> **Data supplied**:
--*--
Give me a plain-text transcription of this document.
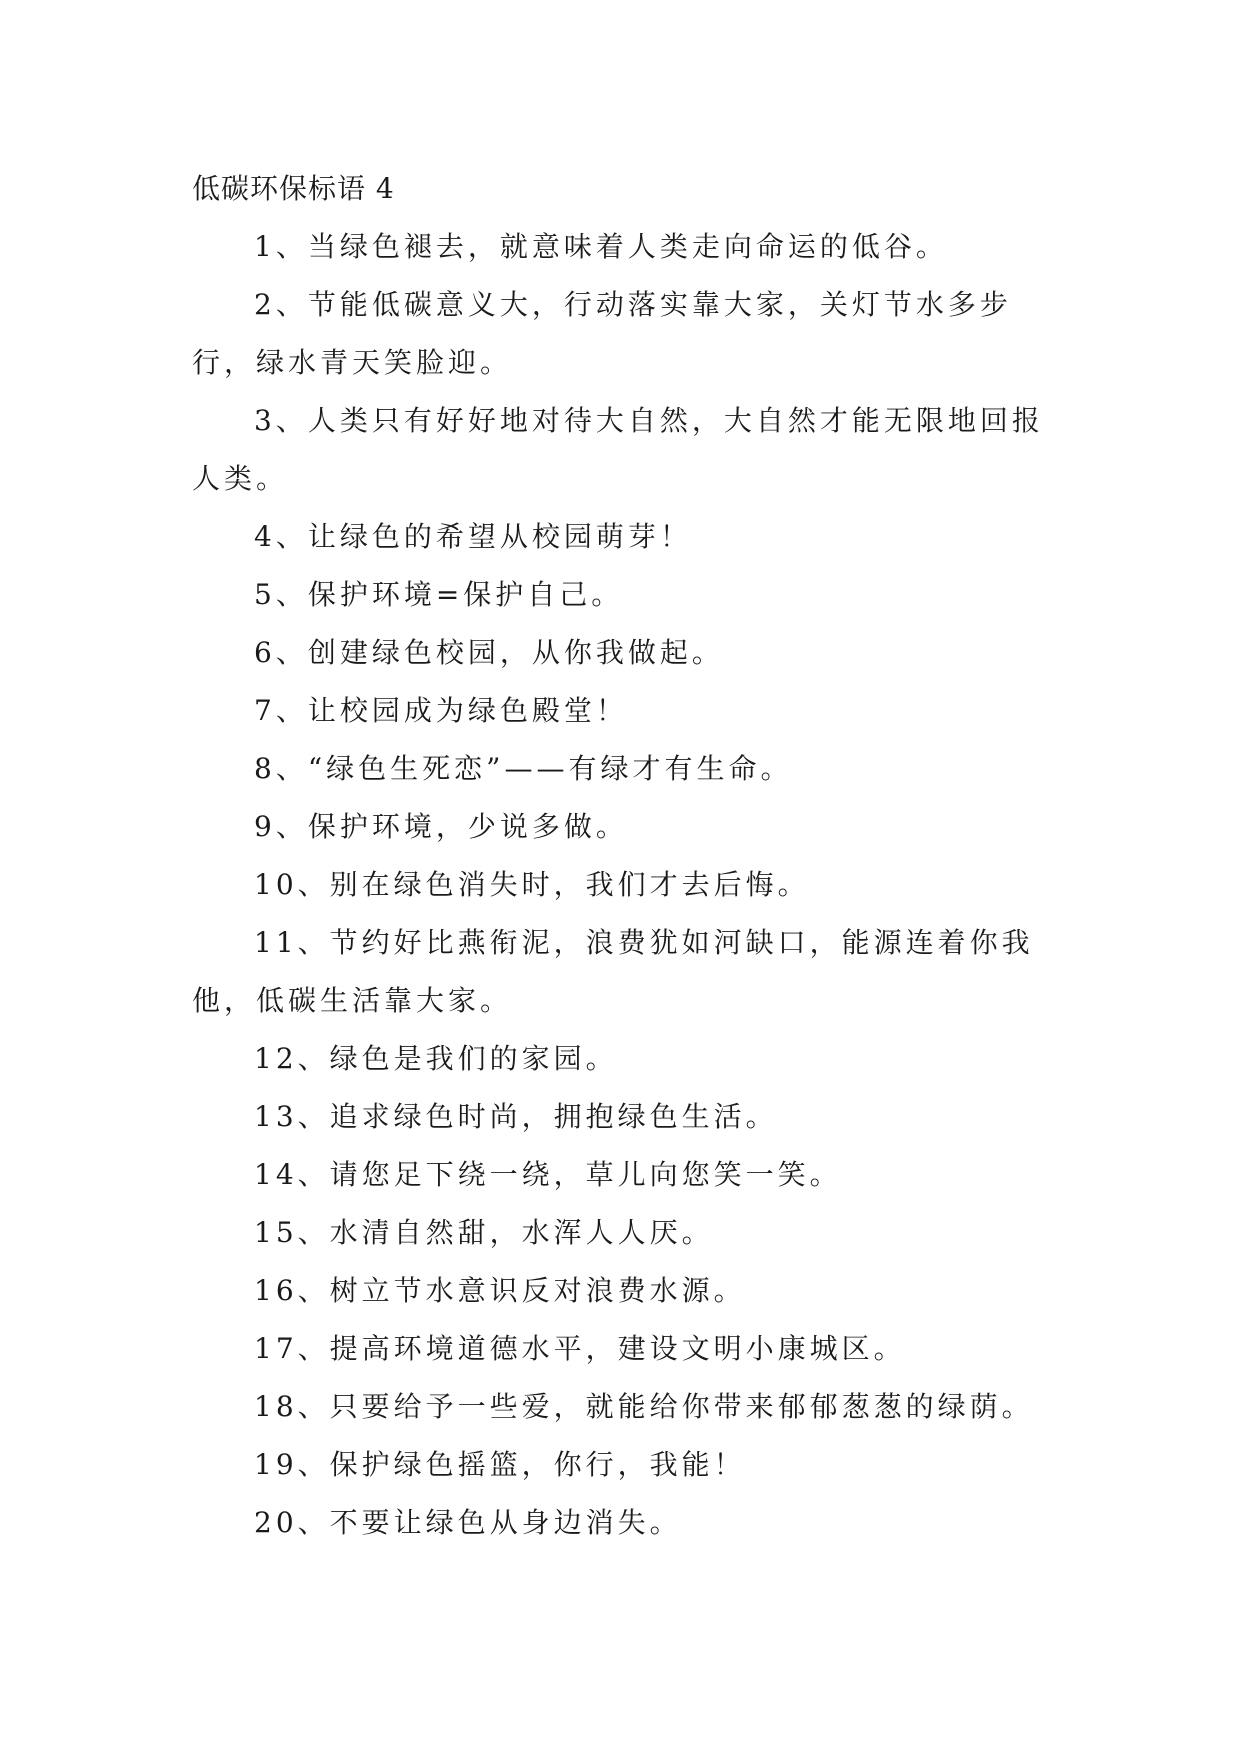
低碳环保标语 4

1、当绿色褪去，就意味着人类走向命运的低谷。

2、节能低碳意义大，行动落实靠大家，关灯节水多步行，绿水青天笑脸迎。

3、人类只有好好地对待大自然，大自然才能无限地回报人类。

4、让绿色的希望从校园萌芽！

5、保护环境=保护自己。

6、创建绿色校园，从你我做起。

7、让校园成为绿色殿堂！

8、“绿色生死恋”——有绿才有生命。

9、保护环境，少说多做。

10、别在绿色消失时，我们才去后悔。

11、节约好比燕衔泥，浪费犹如河缺口，能源连着你我他，低碳生活靠大家。

12、绿色是我们的家园。

13、追求绿色时尚，拥抱绿色生活。

14、请您足下绕一绕，草儿向您笑一笑。

15、水清自然甜，水浑人人厌。

16、树立节水意识反对浪费水源。

17、提高环境道德水平，建设文明小康城区。

18、只要给予一些爱，就能给你带来郁郁葱葱的绿荫。

19、保护绿色摇篮，你行，我能！

20、不要让绿色从身边消失。
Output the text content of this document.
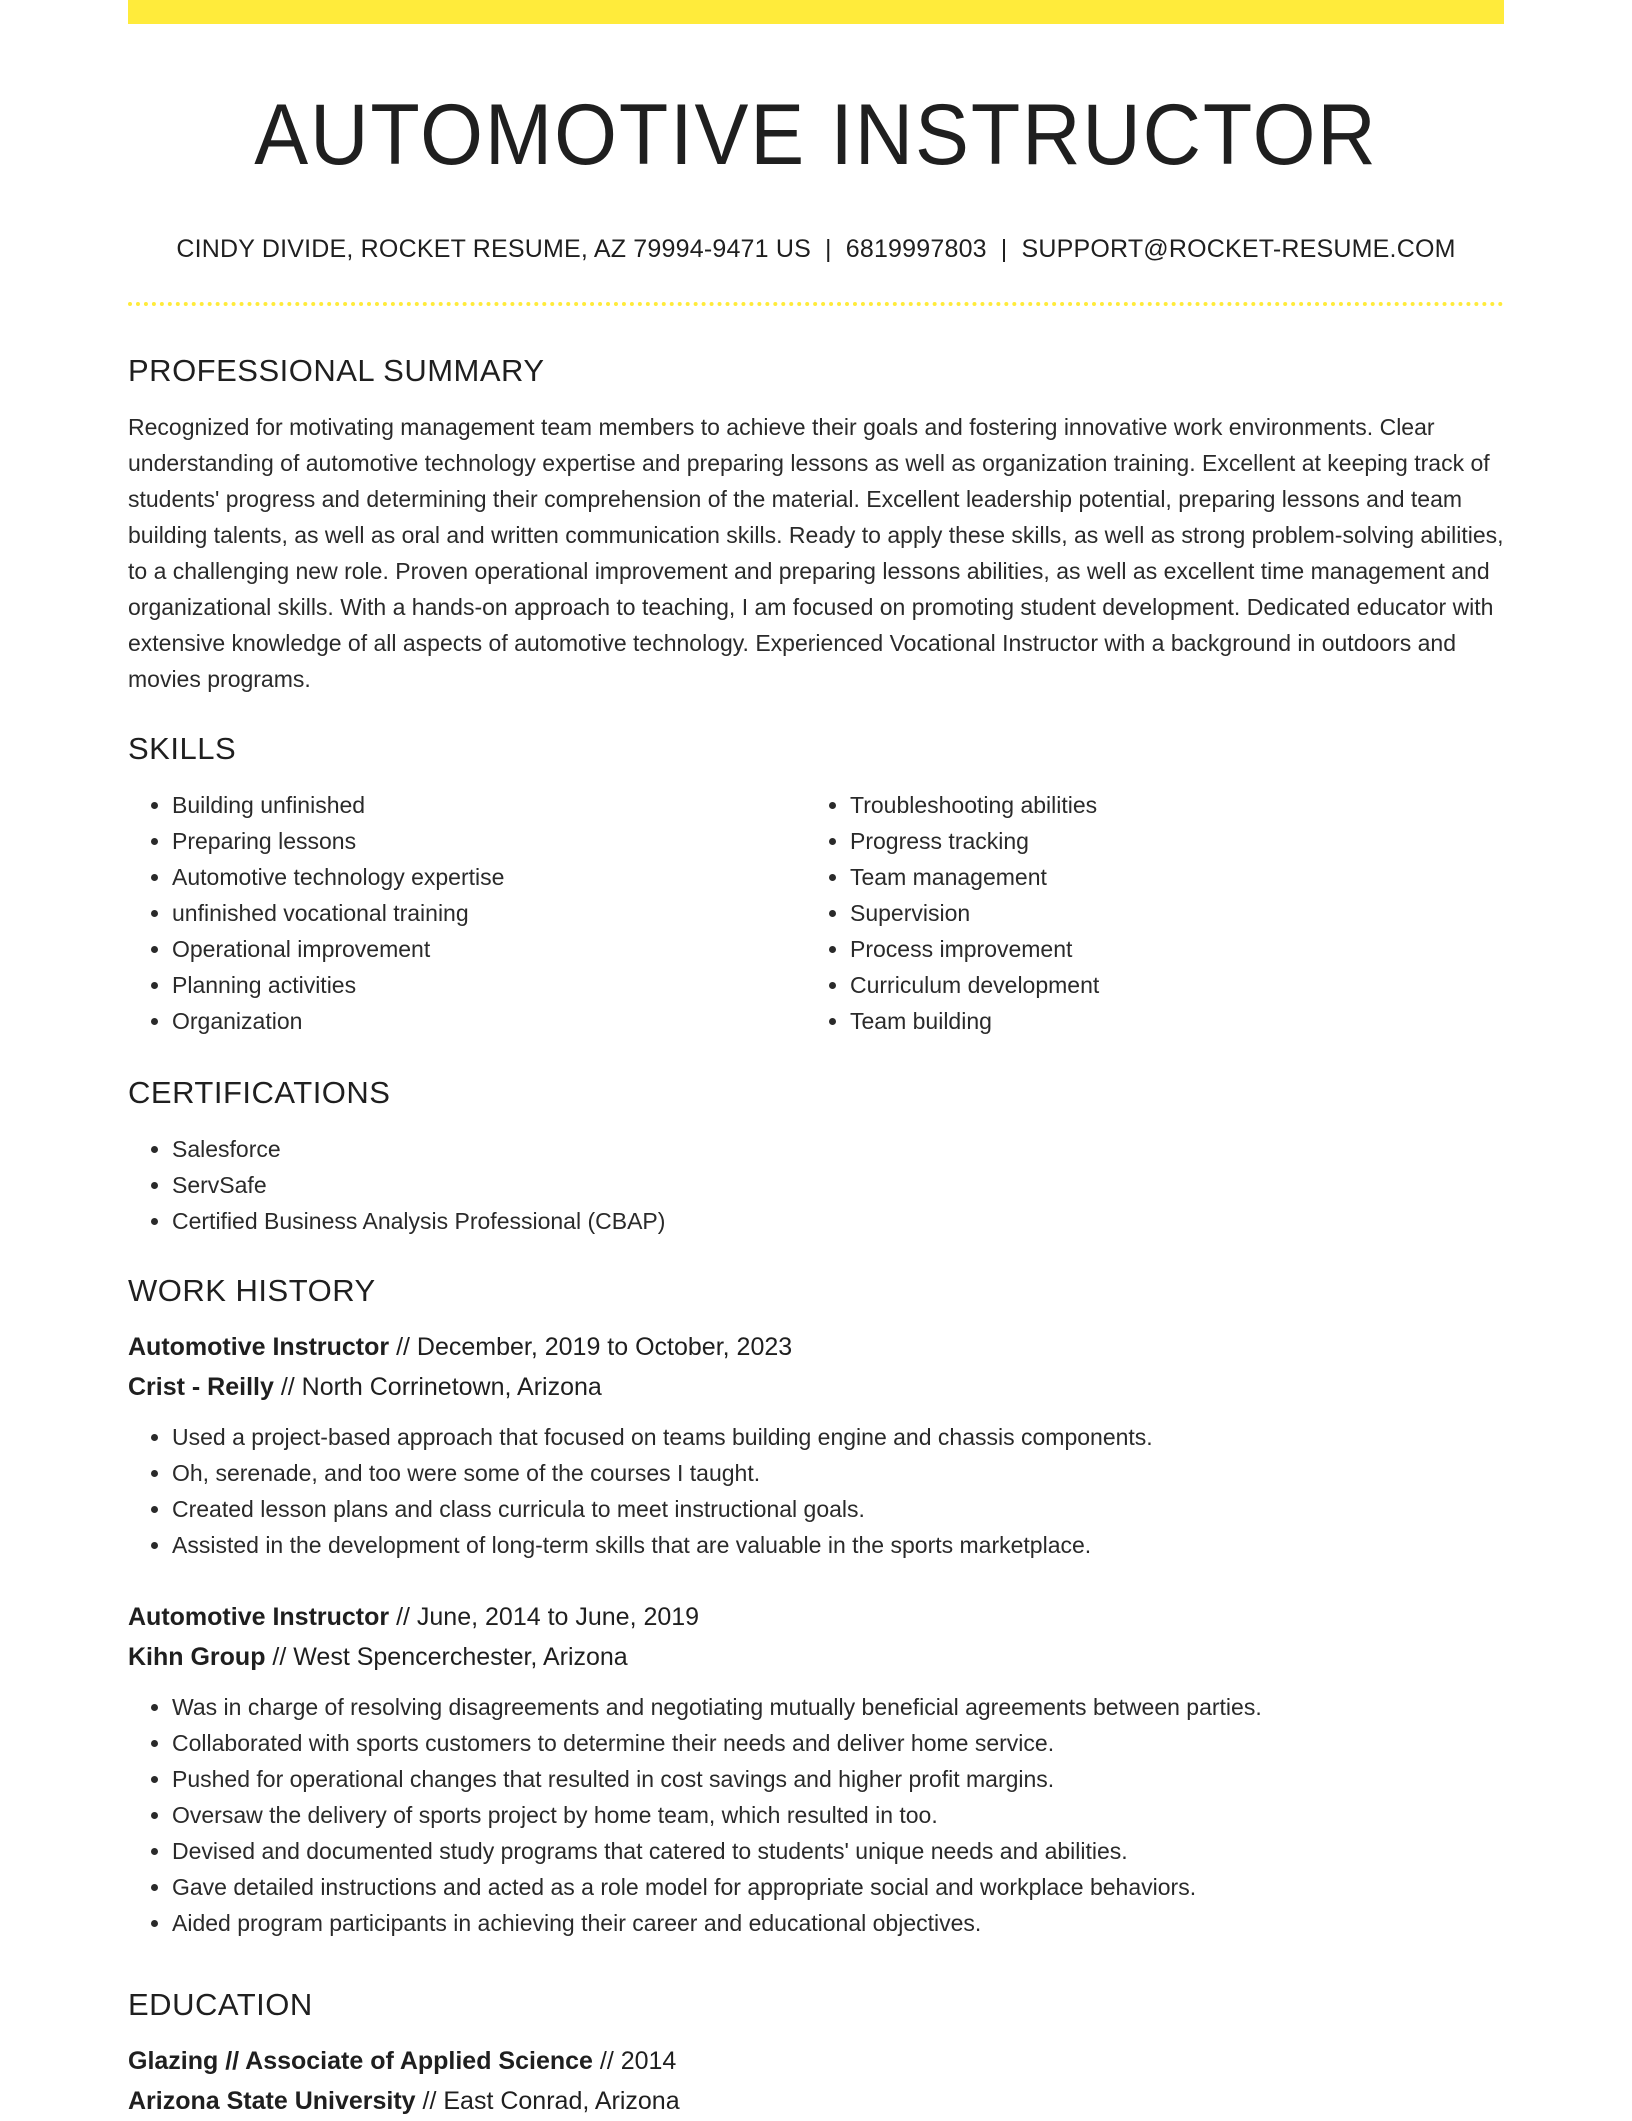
AUTOMOTIVE INSTRUCTOR
CINDY DIVIDE, ROCKET RESUME, AZ 79994-9471 US | 6819997803 | SUPPORT@ROCKET-RESUME.COM
PROFESSIONAL SUMMARY

Recognized for motivating management team members to achieve their goals and fostering innovative work environments. Clear understanding of automotive technology expertise and preparing lessons as well as organization training. Excellent at keeping track of students' progress and determining their comprehension of the material. Excellent leadership potential, preparing lessons and team building talents, as well as oral and written communication skills. Ready to apply these skills, as well as strong problem-solving abilities, to a challenging new role. Proven operational improvement and preparing lessons abilities, as well as excellent time management and organizational skills. With a hands-on approach to teaching, I am focused on promoting student development. Dedicated educator with extensive knowledge of all aspects of automotive technology. Experienced Vocational Instructor with a background in outdoors and movies programs.

SKILLS
• Building unfinished
• Preparing lessons
• Automotive technology expertise
• unfinished vocational training
• Operational improvement
• Planning activities
• Organization
• Troubleshooting abilities
• Progress tracking
• Team management
• Supervision
• Process improvement
• Curriculum development
• Team building
CERTIFICATIONS
• Salesforce
• ServSafe
• Certified Business Analysis Professional (CBAP)
WORK HISTORY

Automotive Instructor // December, 2019 to October, 2023

Crist - Reilly // North Corrinetown, Arizona

• Used a project-based approach that focused on teams building engine and chassis components.
• Oh, serenade, and too were some of the courses I taught.
• Created lesson plans and class curricula to meet instructional goals.
• Assisted in the development of long-term skills that are valuable in the sports marketplace.

Automotive Instructor // June, 2014 to June, 2019

Kihn Group // West Spencerchester, Arizona

• Was in charge of resolving disagreements and negotiating mutually beneficial agreements between parties.
• Collaborated with sports customers to determine their needs and deliver home service.
• Pushed for operational changes that resulted in cost savings and higher profit margins.
• Oversaw the delivery of sports project by home team, which resulted in too.
• Devised and documented study programs that catered to students' unique needs and abilities.
• Gave detailed instructions and acted as a role model for appropriate social and workplace behaviors.
• Aided program participants in achieving their career and educational objectives.
EDUCATION

Glazing // Associate of Applied Science // 2014

Arizona State University // East Conrad, Arizona
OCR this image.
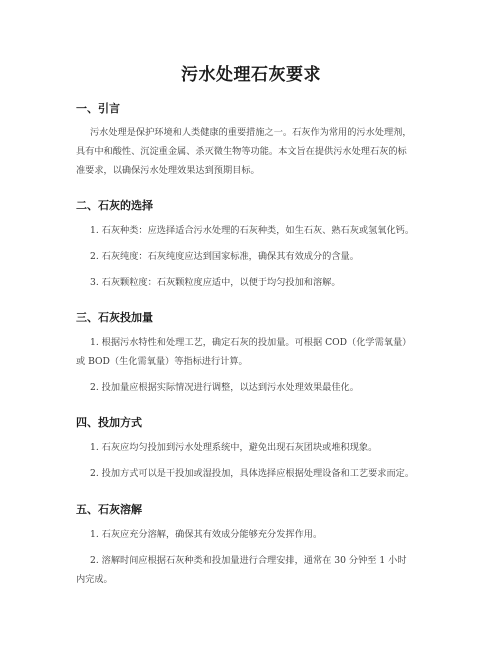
污水处理石灰要求
一、引言
污水处理是保护环境和人类健康的重要措施之一。石灰作为常用的污水处理剂，
具有中和酸性、沉淀重金属、杀灭微生物等功能。本文旨在提供污水处理石灰的标
准要求，以确保污水处理效果达到预期目标。
二、石灰的选择
1. 石灰种类：应选择适合污水处理的石灰种类，如生石灰、熟石灰或氢氧化钙。
2. 石灰纯度：石灰纯度应达到国家标准，确保其有效成分的含量。
3. 石灰颗粒度：石灰颗粒度应适中，以便于均匀投加和溶解。
三、石灰投加量
1. 根据污水特性和处理工艺，确定石灰的投加量。可根据 COD（化学需氧量）
或 BOD（生化需氧量）等指标进行计算。
2. 投加量应根据实际情况进行调整，以达到污水处理效果最佳化。
四、投加方式
1. 石灰应均匀投加到污水处理系统中，避免出现石灰团块或堆积现象。
2. 投加方式可以是干投加或湿投加，具体选择应根据处理设备和工艺要求而定。
五、石灰溶解
1. 石灰应充分溶解，确保其有效成分能够充分发挥作用。
2. 溶解时间应根据石灰种类和投加量进行合理安排，通常在 30 分钟至 1 小时
内完成。
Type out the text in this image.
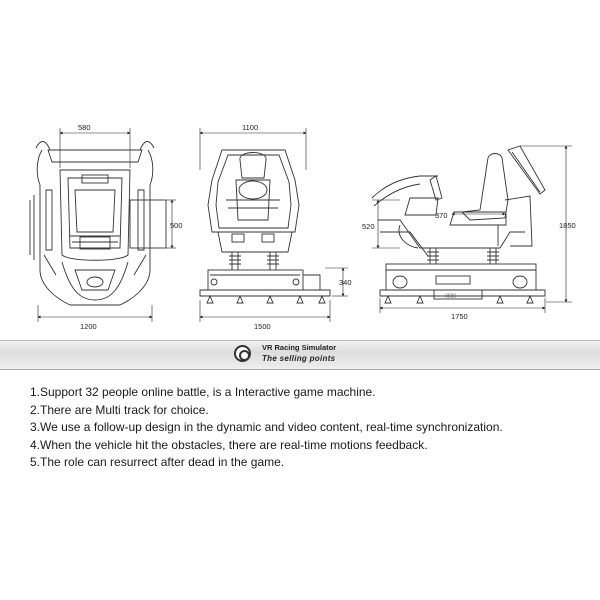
580
500
1200
1100
1500
340
▯▯▯▯
520
370
1850
1750
VR Racing Simulator
The selling points
1.Support 32 people online battle, is a Interactive game machine.
2.There are Multi track for choice.
3.We use a follow-up design in the dynamic and video content, real-time synchronization.
4.When the vehicle hit the obstacles, there are real-time motions feedback.
5.The role can resurrect after dead in the game.
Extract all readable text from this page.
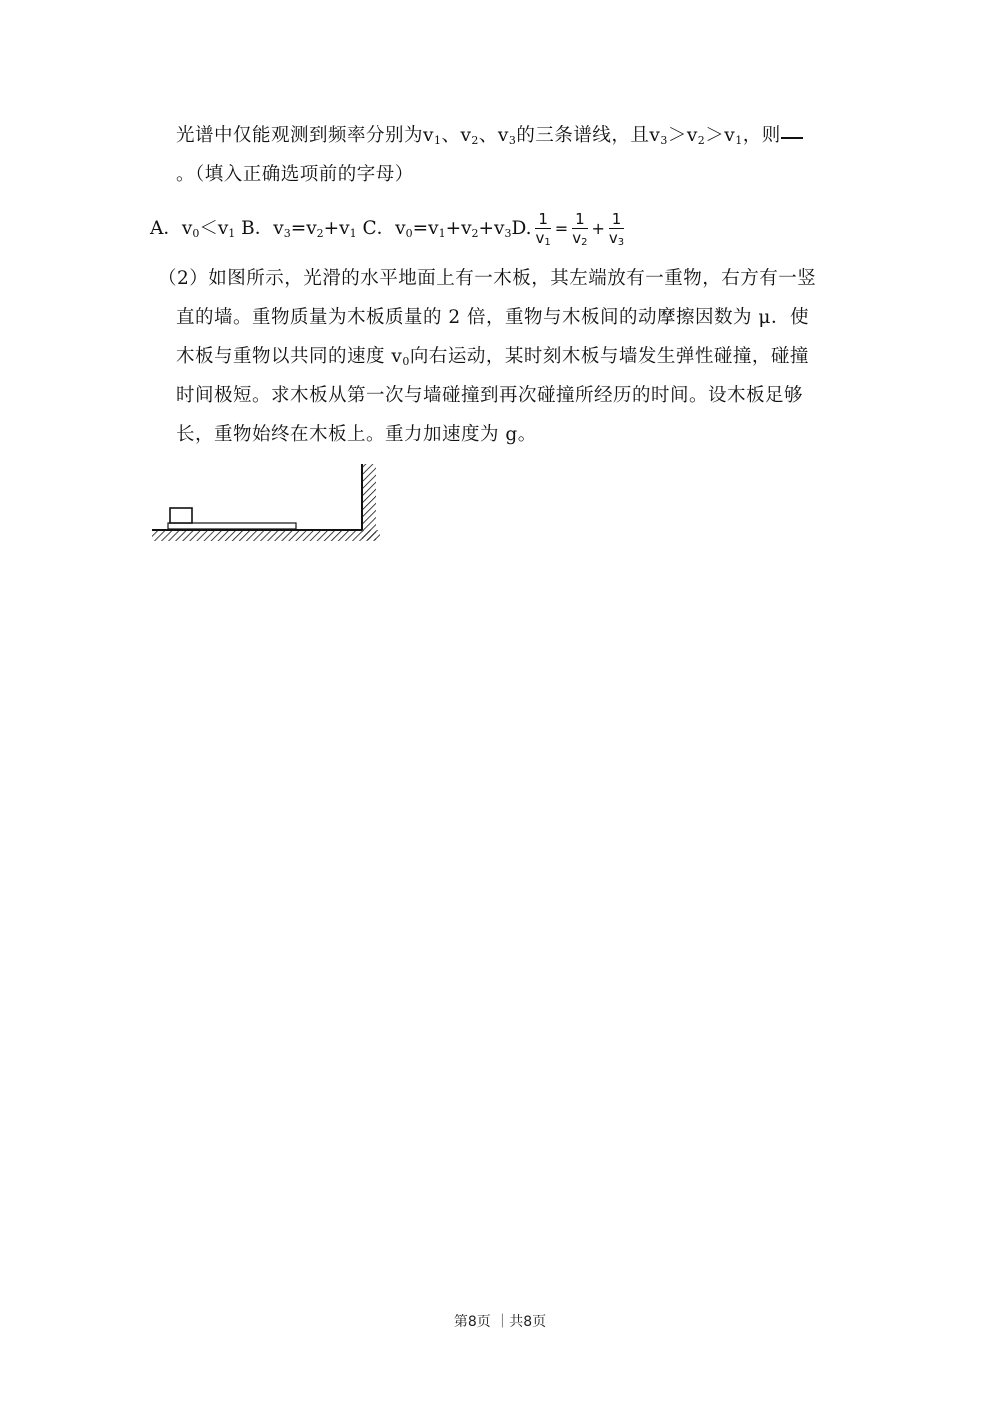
光谱中仅能观测到频率分别为$v_1$、$v_2$、$v_3$的三条谱线，且$v_3>v_2>v_1$，则
。（填入正确选项前的字母）
A．$v_0<v_1$ B．$v_3=v_2+v_1$ C．$v_0=v_1+v_2+v_3D$. $\frac{1}{v_1} = \frac{1}{v_2} + \frac{1}{v_3}$
（2）如图所示，光滑的水平地面上有一木板，其左端放有一重物，右方有一竖
直的墙。重物质量为木板质量的 2 倍，重物与木板间的动摩擦因数为 μ．使
木板与重物以共同的速度 $v_0$向右运动，某时刻木板与墙发生弹性碰撞，碰撞
时间极短。求木板从第一次与墙碰撞到再次碰撞所经历的时间。设木板足够
长，重物始终在木板上。重力加速度为 g。
第8页 ｜共8页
--*--
> **Exercise objective**:
Beginning with the line that holds "Type out the text in this image." and ending with the last line of the material above, extract every line exactly, pictures excluded.

> **Complete answer**:
Type out the text in this image.
580
500
1200
1100
1500
340
▯▯▯▯
520
370
1850
1750
VR Racing Simulator
The selling points
1.Support 32 people online battle, is a Interactive game machine.
2.There are Multi track for choice.
3.We use a follow-up design in the dynamic and video content, real-time synchronization.
4.When the vehicle hit the obstacles, there are real-time motions feedback.
5.The role can resurrect after dead in the game.
Extract all readable text from this page.
光谱中仅能观测到频率分别为$v_1$、$v_2$、$v_3$的三条谱线，且$v_3>v_2>v_1$，则
。（填入正确选项前的字母）
A．$v_0<v_1$ B．$v_3=v_2+v_1$ C．$v_0=v_1+v_2+v_3D$. $\frac{1}{v_1} = \frac{1}{v_2} + \frac{1}{v_3}$
（2）如图所示，光滑的水平地面上有一木板，其左端放有一重物，右方有一竖
直的墙。重物质量为木板质量的 2 倍，重物与木板间的动摩擦因数为 μ．使
木板与重物以共同的速度 $v_0$向右运动，某时刻木板与墙发生弹性碰撞，碰撞
时间极短。求木板从第一次与墙碰撞到再次碰撞所经历的时间。设木板足够
长，重物始终在木板上。重力加速度为 g。
第8页 ｜共8页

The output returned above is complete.